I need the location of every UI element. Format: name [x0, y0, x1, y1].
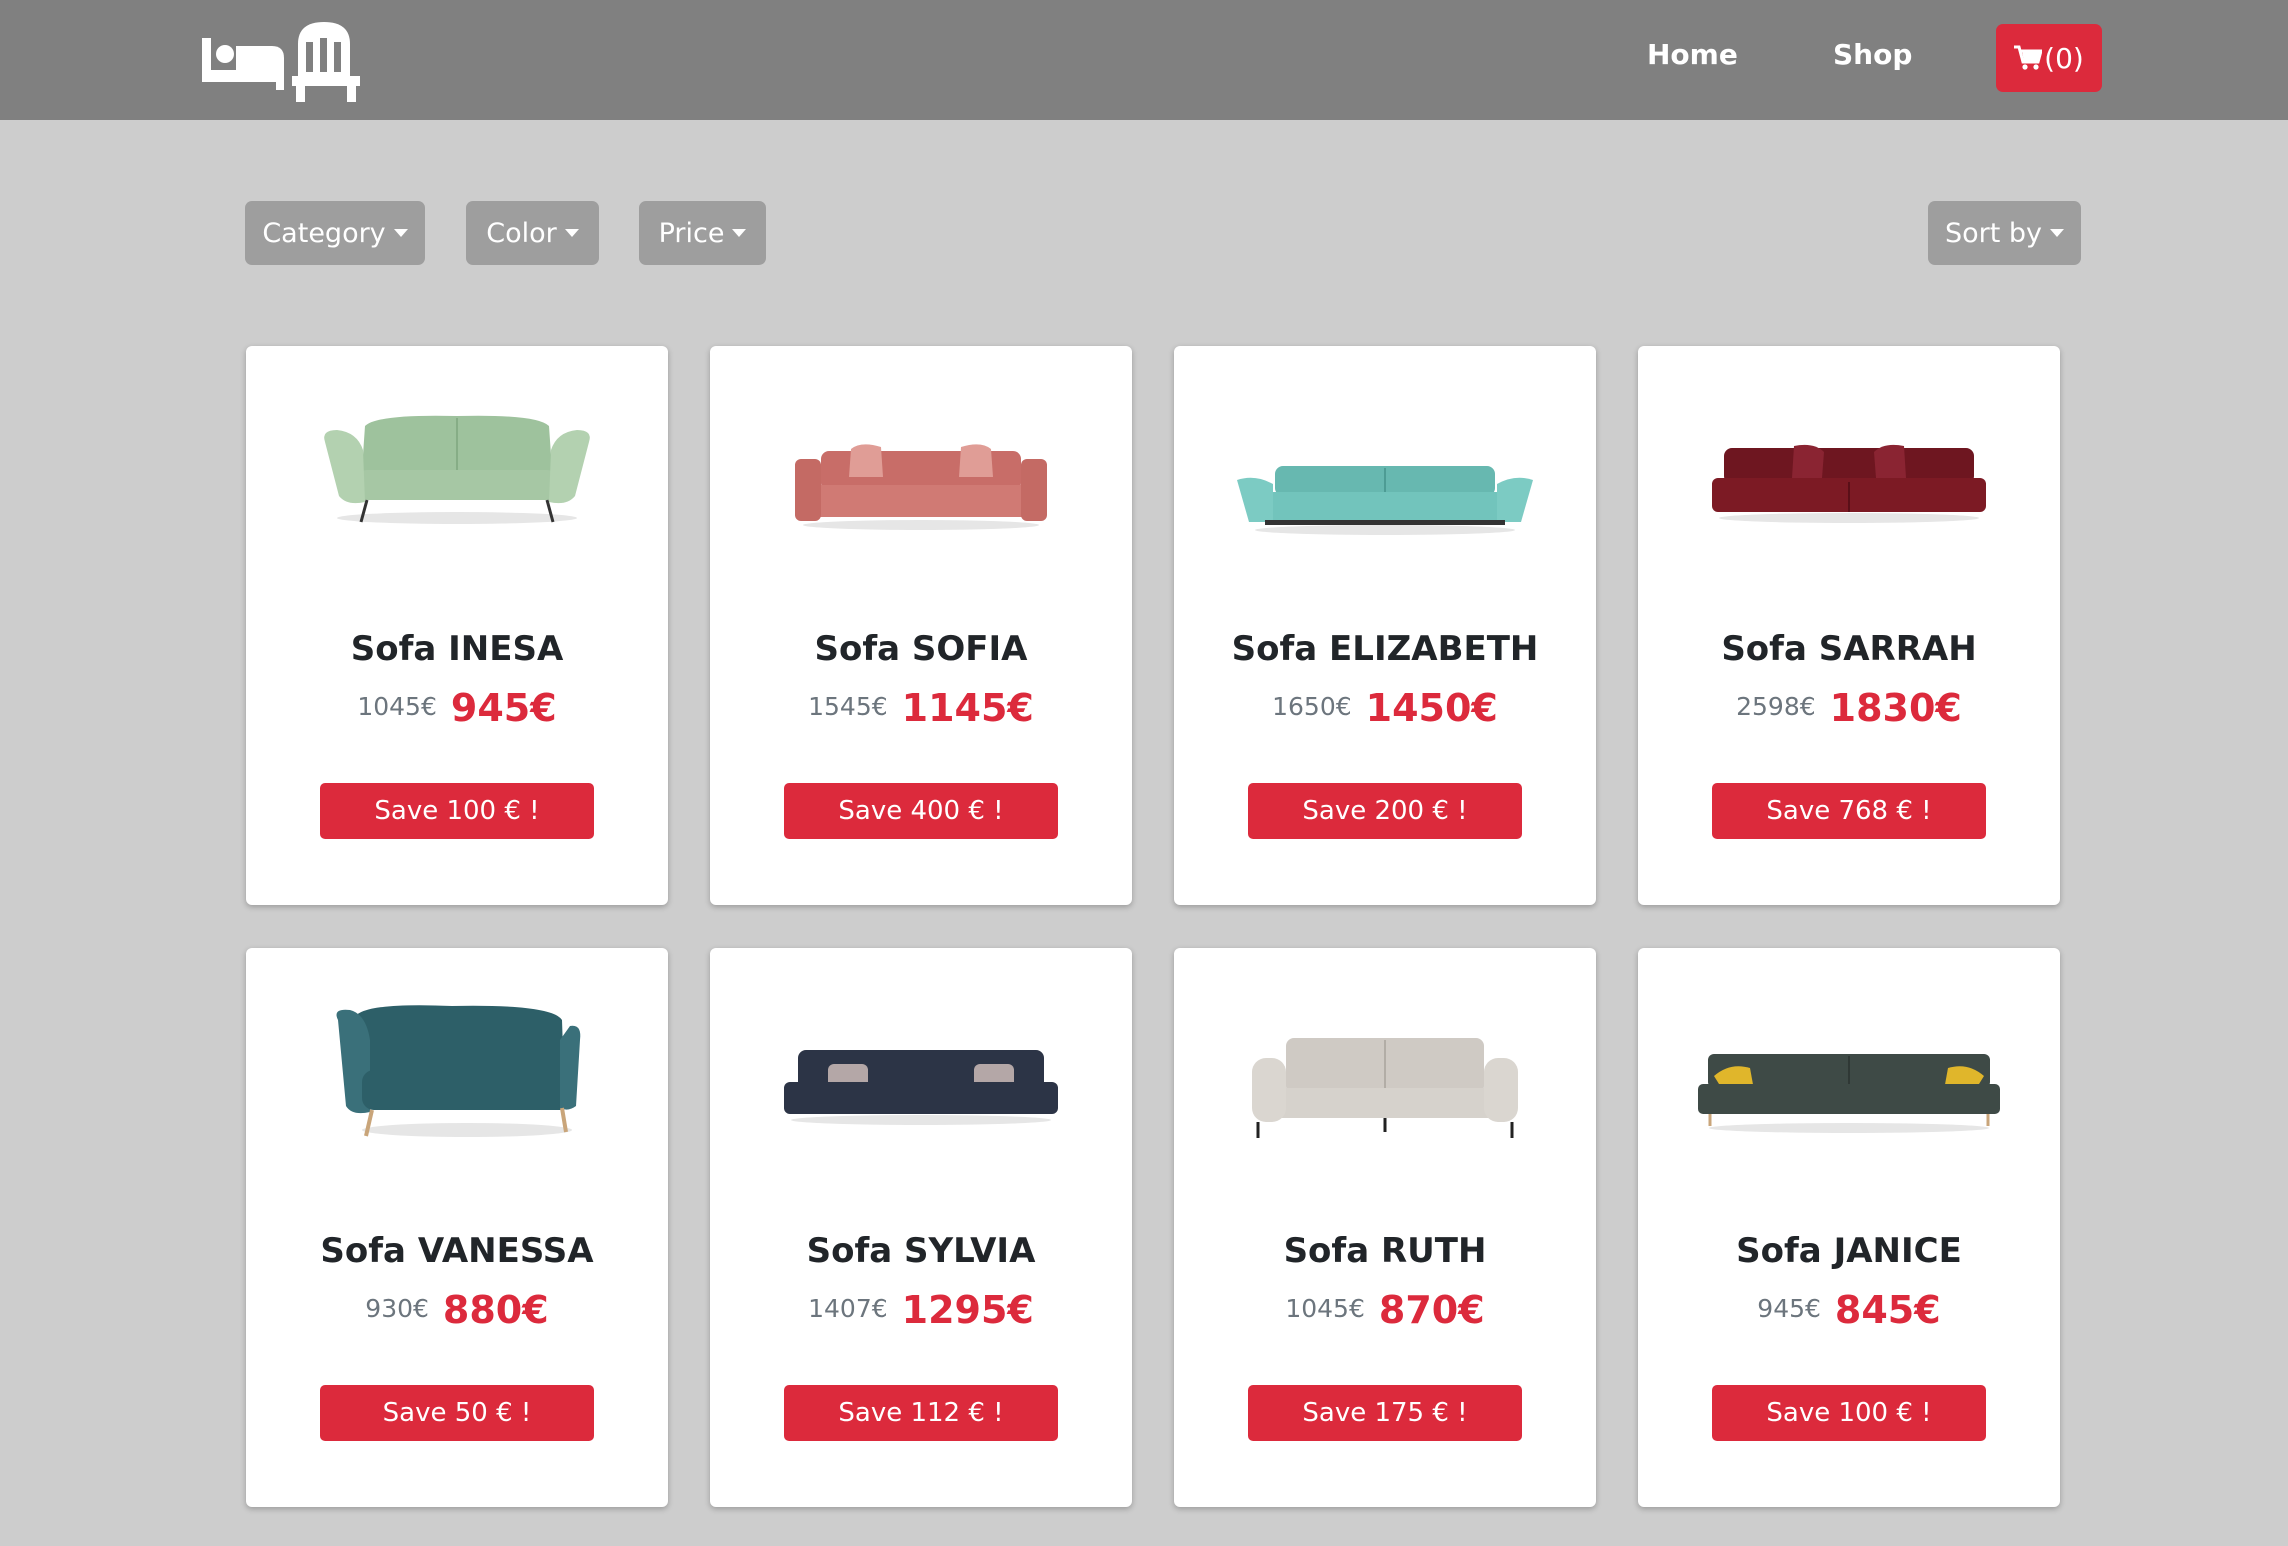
original-price: 2598€ [1736, 692, 1816, 721]
product-title: Sofa VANESSA [320, 1231, 594, 1271]
product-title: Sofa INESA [350, 629, 564, 669]
product-card[interactable]: Sofa VANESSA 930€ 880€ Save 50 € ! [246, 948, 668, 1507]
color-filter-label: Color [486, 217, 557, 249]
price-row: 930€ 880€ [246, 1288, 668, 1332]
sale-price: 845€ [1834, 1288, 1941, 1332]
product-title: Sofa JANICE [1736, 1231, 1962, 1271]
nav-home-link[interactable]: Home [1647, 38, 1738, 71]
save-button[interactable]: Save 112 € ! [784, 1385, 1058, 1441]
price-row: 1545€ 1145€ [710, 686, 1132, 730]
original-price: 1407€ [808, 1294, 888, 1323]
sale-price: 1145€ [901, 686, 1034, 730]
sofa-inesa-image[interactable] [317, 406, 597, 526]
sofa-ruth-image[interactable] [1250, 1032, 1520, 1142]
nav-shop-link[interactable]: Shop [1833, 38, 1912, 71]
sale-price: 870€ [1378, 1288, 1485, 1332]
product-title: Sofa SOFIA [814, 629, 1028, 669]
save-button[interactable]: Save 200 € ! [1248, 783, 1522, 839]
original-price: 1045€ [1285, 1294, 1365, 1323]
sofa-sarrah-image[interactable] [1704, 442, 1994, 524]
product-card[interactable]: Sofa SARRAH 2598€ 1830€ Save 768 € ! [1638, 346, 2060, 905]
product-title: Sofa SYLVIA [806, 1231, 1036, 1271]
sofa-vanessa-image[interactable] [332, 1000, 582, 1140]
price-row: 945€ 845€ [1638, 1288, 2060, 1332]
sofa-janice-image[interactable] [1694, 1050, 2004, 1136]
product-card[interactable]: Sofa INESA 1045€ 945€ Save 100 € ! [246, 346, 668, 905]
product-title: Sofa RUTH [1283, 1231, 1487, 1271]
product-title: Sofa SARRAH [1721, 629, 1977, 669]
furniture-logo-icon[interactable] [202, 20, 360, 102]
sale-price: 945€ [450, 686, 557, 730]
category-filter-dropdown[interactable]: Category [245, 201, 425, 265]
sofa-elizabeth-image[interactable] [1235, 458, 1535, 536]
sort-by-label: Sort by [1944, 217, 2043, 249]
price-row: 1045€ 945€ [246, 686, 668, 730]
save-button[interactable]: Save 100 € ! [320, 783, 594, 839]
original-price: 1045€ [357, 692, 437, 721]
product-card[interactable]: Sofa RUTH 1045€ 870€ Save 175 € ! [1174, 948, 1596, 1507]
product-card[interactable]: Sofa JANICE 945€ 845€ Save 100 € ! [1638, 948, 2060, 1507]
sofa-sylvia-image[interactable] [778, 1044, 1064, 1126]
product-title: Sofa ELIZABETH [1231, 629, 1539, 669]
caret-down-icon [2050, 229, 2065, 237]
cart-count: (0) [2044, 41, 2084, 75]
save-button[interactable]: Save 175 € ! [1248, 1385, 1522, 1441]
price-filter-label: Price [658, 217, 725, 249]
product-card[interactable]: Sofa ELIZABETH 1650€ 1450€ Save 200 € ! [1174, 346, 1596, 905]
caret-down-icon [393, 229, 408, 237]
sale-price: 1450€ [1365, 686, 1498, 730]
sale-price: 880€ [442, 1288, 549, 1332]
price-row: 1407€ 1295€ [710, 1288, 1132, 1332]
sale-price: 1295€ [901, 1288, 1034, 1332]
product-card[interactable]: Sofa SOFIA 1545€ 1145€ Save 400 € ! [710, 346, 1132, 905]
price-row: 1045€ 870€ [1174, 1288, 1596, 1332]
caret-down-icon [564, 229, 579, 237]
price-filter-dropdown[interactable]: Price [639, 201, 766, 265]
caret-down-icon [732, 229, 747, 237]
navbar: Home Shop (0) [0, 0, 2288, 120]
sale-price: 1830€ [1829, 686, 1962, 730]
original-price: 1650€ [1272, 692, 1352, 721]
cart-button[interactable]: (0) [1996, 24, 2102, 92]
sofa-sofia-image[interactable] [791, 441, 1051, 531]
price-row: 2598€ 1830€ [1638, 686, 2060, 730]
category-filter-label: Category [262, 217, 386, 249]
shopping-cart-icon [2014, 45, 2043, 70]
price-row: 1650€ 1450€ [1174, 686, 1596, 730]
sort-by-dropdown[interactable]: Sort by [1928, 201, 2081, 265]
original-price: 1545€ [808, 692, 888, 721]
product-card[interactable]: Sofa SYLVIA 1407€ 1295€ Save 112 € ! [710, 948, 1132, 1507]
save-button[interactable]: Save 768 € ! [1712, 783, 1986, 839]
save-button[interactable]: Save 100 € ! [1712, 1385, 1986, 1441]
original-price: 930€ [365, 1294, 429, 1323]
save-button[interactable]: Save 50 € ! [320, 1385, 594, 1441]
save-button[interactable]: Save 400 € ! [784, 783, 1058, 839]
color-filter-dropdown[interactable]: Color [466, 201, 599, 265]
original-price: 945€ [1757, 1294, 1821, 1323]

WHAT TO WORK ON: Revise the entries above so that each "sale-price" becomes "discounted-price", with everything else left as it is. Leave the pictures out of your answer.

RESPONSE BELOW:
I need the location of every UI element. Format: name [x0, y0, x1, y1].
original-price: 2598€ [1736, 692, 1816, 721]
product-title: Sofa VANESSA [320, 1231, 594, 1271]
product-title: Sofa INESA [350, 629, 564, 669]
product-card[interactable]: Sofa VANESSA 930€ 880€ Save 50 € ! [246, 948, 668, 1507]
color-filter-label: Color [486, 217, 557, 249]
price-row: 930€ 880€ [246, 1288, 668, 1332]
discounted-price: 845€ [1834, 1288, 1941, 1332]
product-title: Sofa JANICE [1736, 1231, 1962, 1271]
nav-home-link[interactable]: Home [1647, 38, 1738, 71]
save-button[interactable]: Save 112 € ! [784, 1385, 1058, 1441]
price-row: 1545€ 1145€ [710, 686, 1132, 730]
original-price: 1407€ [808, 1294, 888, 1323]
discounted-price: 1145€ [901, 686, 1034, 730]
sofa-inesa-image[interactable] [317, 406, 597, 526]
sofa-ruth-image[interactable] [1250, 1032, 1520, 1142]
nav-shop-link[interactable]: Shop [1833, 38, 1912, 71]
discounted-price: 870€ [1378, 1288, 1485, 1332]
product-title: Sofa SOFIA [814, 629, 1028, 669]
save-button[interactable]: Save 200 € ! [1248, 783, 1522, 839]
original-price: 1045€ [1285, 1294, 1365, 1323]
sofa-sarrah-image[interactable] [1704, 442, 1994, 524]
product-card[interactable]: Sofa SARRAH 2598€ 1830€ Save 768 € ! [1638, 346, 2060, 905]
product-title: Sofa SYLVIA [806, 1231, 1036, 1271]
sofa-vanessa-image[interactable] [332, 1000, 582, 1140]
price-row: 945€ 845€ [1638, 1288, 2060, 1332]
sofa-janice-image[interactable] [1694, 1050, 2004, 1136]
product-card[interactable]: Sofa INESA 1045€ 945€ Save 100 € ! [246, 346, 668, 905]
product-title: Sofa RUTH [1283, 1231, 1487, 1271]
product-title: Sofa SARRAH [1721, 629, 1977, 669]
furniture-logo-icon[interactable] [202, 20, 360, 102]
discounted-price: 945€ [450, 686, 557, 730]
category-filter-dropdown[interactable]: Category [245, 201, 425, 265]
sofa-elizabeth-image[interactable] [1235, 458, 1535, 536]
sort-by-label: Sort by [1944, 217, 2043, 249]
price-row: 1045€ 945€ [246, 686, 668, 730]
save-button[interactable]: Save 100 € ! [320, 783, 594, 839]
original-price: 1045€ [357, 692, 437, 721]
product-card[interactable]: Sofa RUTH 1045€ 870€ Save 175 € ! [1174, 948, 1596, 1507]
product-card[interactable]: Sofa JANICE 945€ 845€ Save 100 € ! [1638, 948, 2060, 1507]
sofa-sylvia-image[interactable] [778, 1044, 1064, 1126]
product-title: Sofa ELIZABETH [1231, 629, 1539, 669]
caret-down-icon [2050, 229, 2065, 237]
cart-count: (0) [2044, 41, 2084, 75]
save-button[interactable]: Save 175 € ! [1248, 1385, 1522, 1441]
price-filter-label: Price [658, 217, 725, 249]
product-card[interactable]: Sofa ELIZABETH 1650€ 1450€ Save 200 € ! [1174, 346, 1596, 905]
caret-down-icon [393, 229, 408, 237]
discounted-price: 1450€ [1365, 686, 1498, 730]
discounted-price: 880€ [442, 1288, 549, 1332]
price-row: 1407€ 1295€ [710, 1288, 1132, 1332]
discounted-price: 1295€ [901, 1288, 1034, 1332]
product-card[interactable]: Sofa SOFIA 1545€ 1145€ Save 400 € ! [710, 346, 1132, 905]
price-row: 1045€ 870€ [1174, 1288, 1596, 1332]
caret-down-icon [564, 229, 579, 237]
price-filter-dropdown[interactable]: Price [639, 201, 766, 265]
caret-down-icon [732, 229, 747, 237]
navbar: Home Shop (0) [0, 0, 2288, 120]
discounted-price: 1830€ [1829, 686, 1962, 730]
original-price: 1650€ [1272, 692, 1352, 721]
cart-button[interactable]: (0) [1996, 24, 2102, 92]
sofa-sofia-image[interactable] [791, 441, 1051, 531]
price-row: 2598€ 1830€ [1638, 686, 2060, 730]
category-filter-label: Category [262, 217, 386, 249]
shopping-cart-icon [2014, 45, 2043, 70]
price-row: 1650€ 1450€ [1174, 686, 1596, 730]
sort-by-dropdown[interactable]: Sort by [1928, 201, 2081, 265]
original-price: 1545€ [808, 692, 888, 721]
product-card[interactable]: Sofa SYLVIA 1407€ 1295€ Save 112 € ! [710, 948, 1132, 1507]
save-button[interactable]: Save 768 € ! [1712, 783, 1986, 839]
save-button[interactable]: Save 100 € ! [1712, 1385, 1986, 1441]
original-price: 930€ [365, 1294, 429, 1323]
save-button[interactable]: Save 50 € ! [320, 1385, 594, 1441]
save-button[interactable]: Save 400 € ! [784, 783, 1058, 839]
color-filter-dropdown[interactable]: Color [466, 201, 599, 265]
original-price: 945€ [1757, 1294, 1821, 1323]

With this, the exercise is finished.